#### [Prompt]
Identify every line in the records below that contains the word "frac", and reproduce each one.

[start of Records shown]

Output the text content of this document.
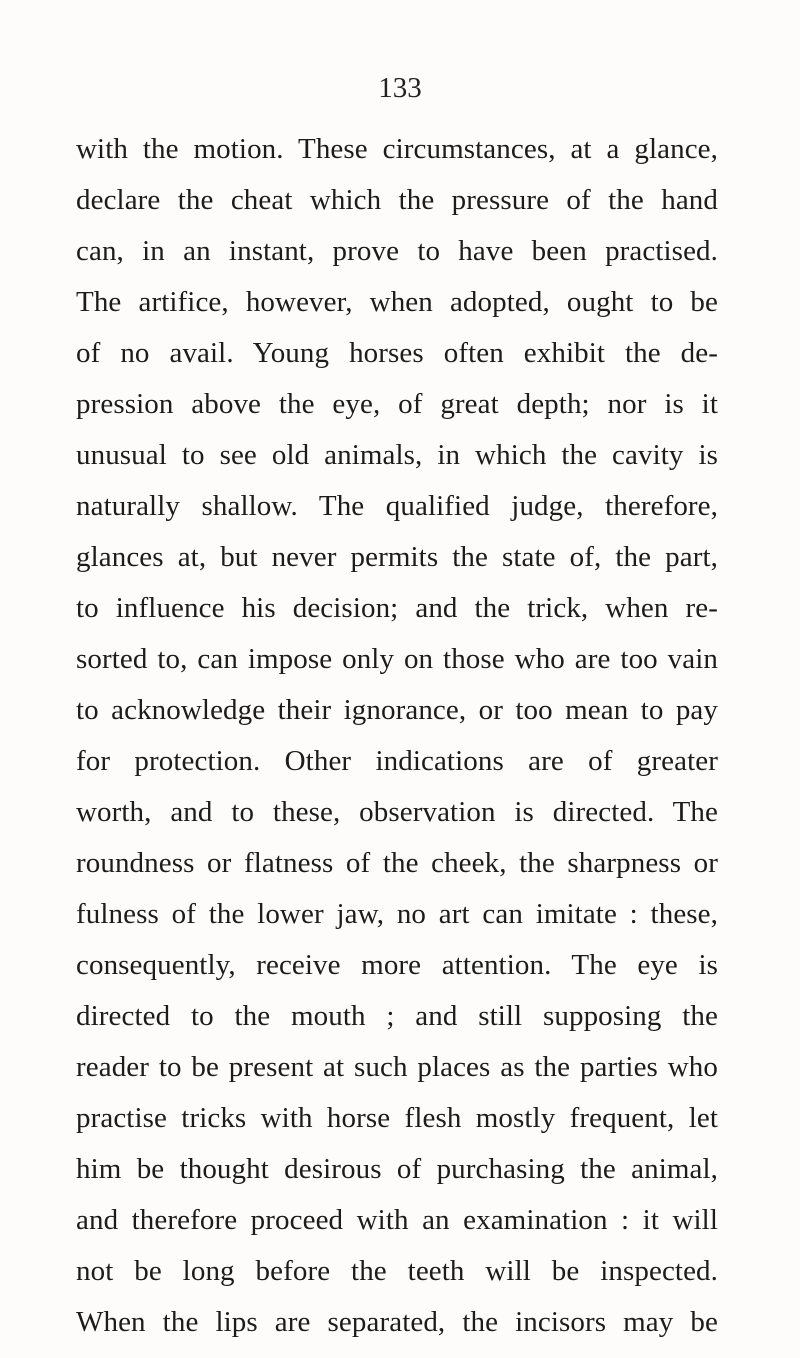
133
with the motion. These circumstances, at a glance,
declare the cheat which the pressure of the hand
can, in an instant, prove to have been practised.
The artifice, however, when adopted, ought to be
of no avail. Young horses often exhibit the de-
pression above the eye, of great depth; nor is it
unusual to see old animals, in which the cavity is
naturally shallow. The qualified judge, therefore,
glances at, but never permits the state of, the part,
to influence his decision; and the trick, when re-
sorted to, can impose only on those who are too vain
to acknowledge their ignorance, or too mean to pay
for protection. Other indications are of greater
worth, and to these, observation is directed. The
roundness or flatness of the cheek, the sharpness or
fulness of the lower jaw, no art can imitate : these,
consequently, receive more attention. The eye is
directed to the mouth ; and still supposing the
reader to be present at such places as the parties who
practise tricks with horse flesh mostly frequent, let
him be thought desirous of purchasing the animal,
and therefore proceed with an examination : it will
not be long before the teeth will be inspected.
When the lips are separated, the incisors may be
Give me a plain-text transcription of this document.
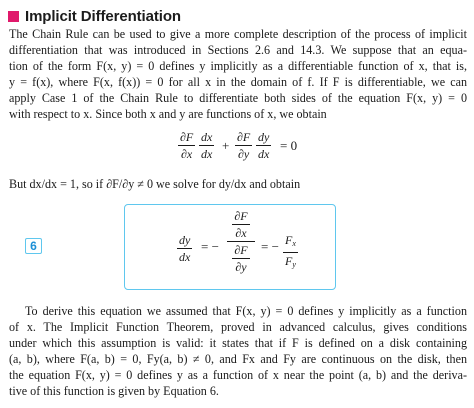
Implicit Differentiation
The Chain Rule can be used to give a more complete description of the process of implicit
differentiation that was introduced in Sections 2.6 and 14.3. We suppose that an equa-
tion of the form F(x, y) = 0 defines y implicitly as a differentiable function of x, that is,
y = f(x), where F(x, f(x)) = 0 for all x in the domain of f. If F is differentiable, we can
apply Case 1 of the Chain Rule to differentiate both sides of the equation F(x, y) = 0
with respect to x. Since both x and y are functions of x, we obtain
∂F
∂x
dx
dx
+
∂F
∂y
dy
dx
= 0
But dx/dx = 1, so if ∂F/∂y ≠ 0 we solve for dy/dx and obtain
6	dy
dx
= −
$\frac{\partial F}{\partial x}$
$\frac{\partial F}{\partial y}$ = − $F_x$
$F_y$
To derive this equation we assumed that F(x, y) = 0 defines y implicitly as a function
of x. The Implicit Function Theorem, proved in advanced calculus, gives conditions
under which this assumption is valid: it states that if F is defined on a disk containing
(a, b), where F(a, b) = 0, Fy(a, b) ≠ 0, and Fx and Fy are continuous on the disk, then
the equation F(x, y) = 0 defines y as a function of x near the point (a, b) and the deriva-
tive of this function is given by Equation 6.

[end of Records shown]
[start of Records shown]

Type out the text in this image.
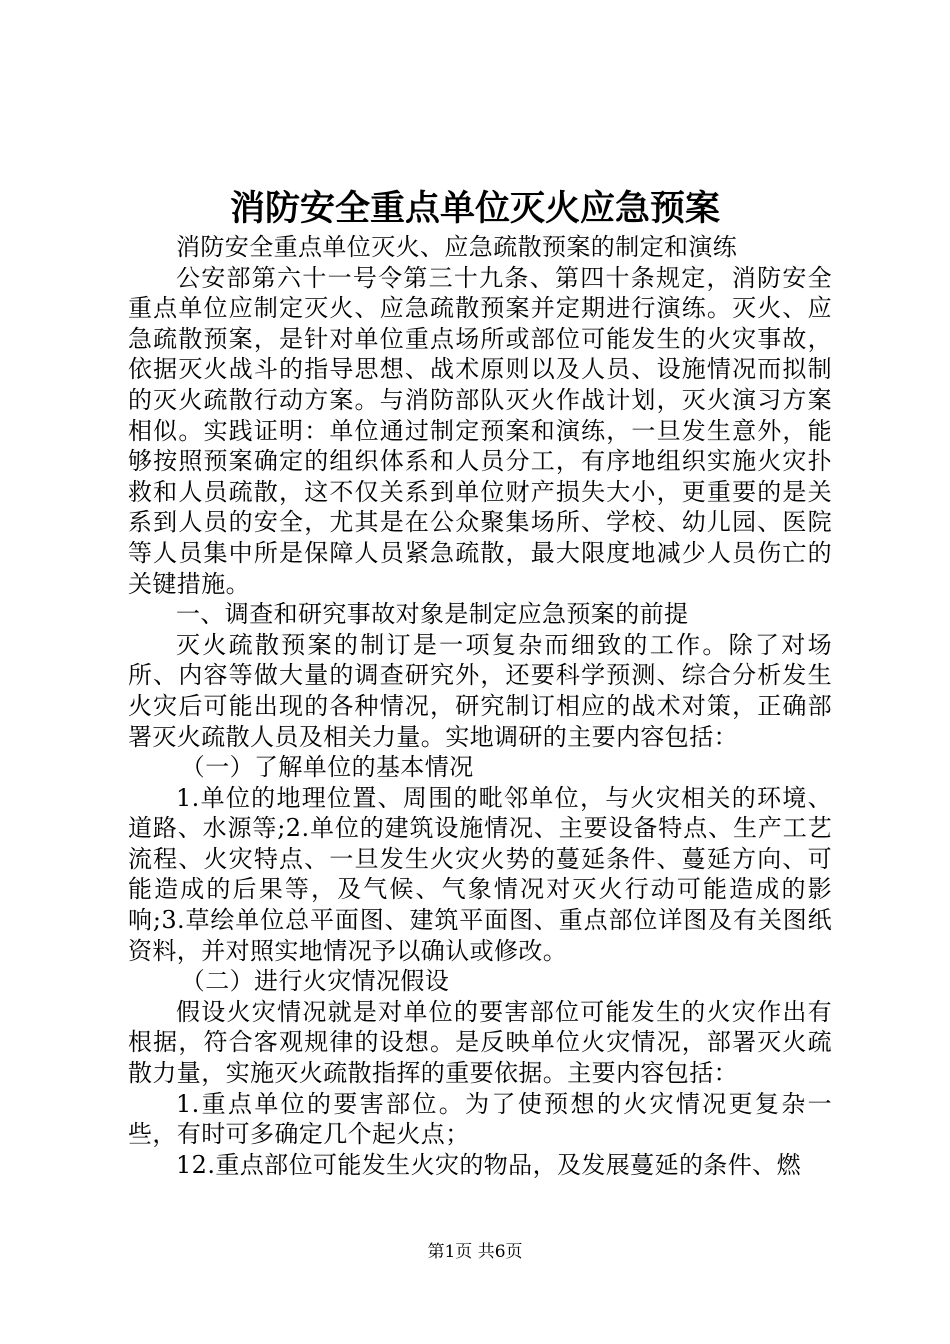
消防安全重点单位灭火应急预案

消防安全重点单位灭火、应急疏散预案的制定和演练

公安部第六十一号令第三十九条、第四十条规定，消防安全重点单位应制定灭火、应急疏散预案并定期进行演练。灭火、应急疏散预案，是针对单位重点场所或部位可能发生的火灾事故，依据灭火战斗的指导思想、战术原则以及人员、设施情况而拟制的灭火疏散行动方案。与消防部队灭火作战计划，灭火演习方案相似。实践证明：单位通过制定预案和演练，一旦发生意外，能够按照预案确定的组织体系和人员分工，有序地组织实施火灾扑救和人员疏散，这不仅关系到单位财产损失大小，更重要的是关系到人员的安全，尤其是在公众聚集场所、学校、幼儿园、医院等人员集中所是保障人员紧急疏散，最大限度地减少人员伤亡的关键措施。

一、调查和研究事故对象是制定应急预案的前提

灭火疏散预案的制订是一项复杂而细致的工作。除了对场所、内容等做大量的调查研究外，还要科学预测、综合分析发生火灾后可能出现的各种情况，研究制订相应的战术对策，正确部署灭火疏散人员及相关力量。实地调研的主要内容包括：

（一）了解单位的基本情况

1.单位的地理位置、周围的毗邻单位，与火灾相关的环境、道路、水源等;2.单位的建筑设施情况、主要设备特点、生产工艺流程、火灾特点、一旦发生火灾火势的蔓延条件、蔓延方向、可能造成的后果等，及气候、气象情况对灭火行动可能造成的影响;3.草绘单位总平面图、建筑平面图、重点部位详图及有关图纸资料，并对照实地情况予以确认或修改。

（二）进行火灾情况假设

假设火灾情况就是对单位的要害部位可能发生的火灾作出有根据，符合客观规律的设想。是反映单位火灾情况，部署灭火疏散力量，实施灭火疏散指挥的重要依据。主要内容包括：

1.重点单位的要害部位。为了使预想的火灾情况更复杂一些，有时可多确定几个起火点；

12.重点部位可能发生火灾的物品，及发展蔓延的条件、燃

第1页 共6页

[end of Records shown]

#### [Output of the task]
$\frac{\partial F}{\partial x}$
$\frac{\partial F}{\partial y}$ = − $F_x$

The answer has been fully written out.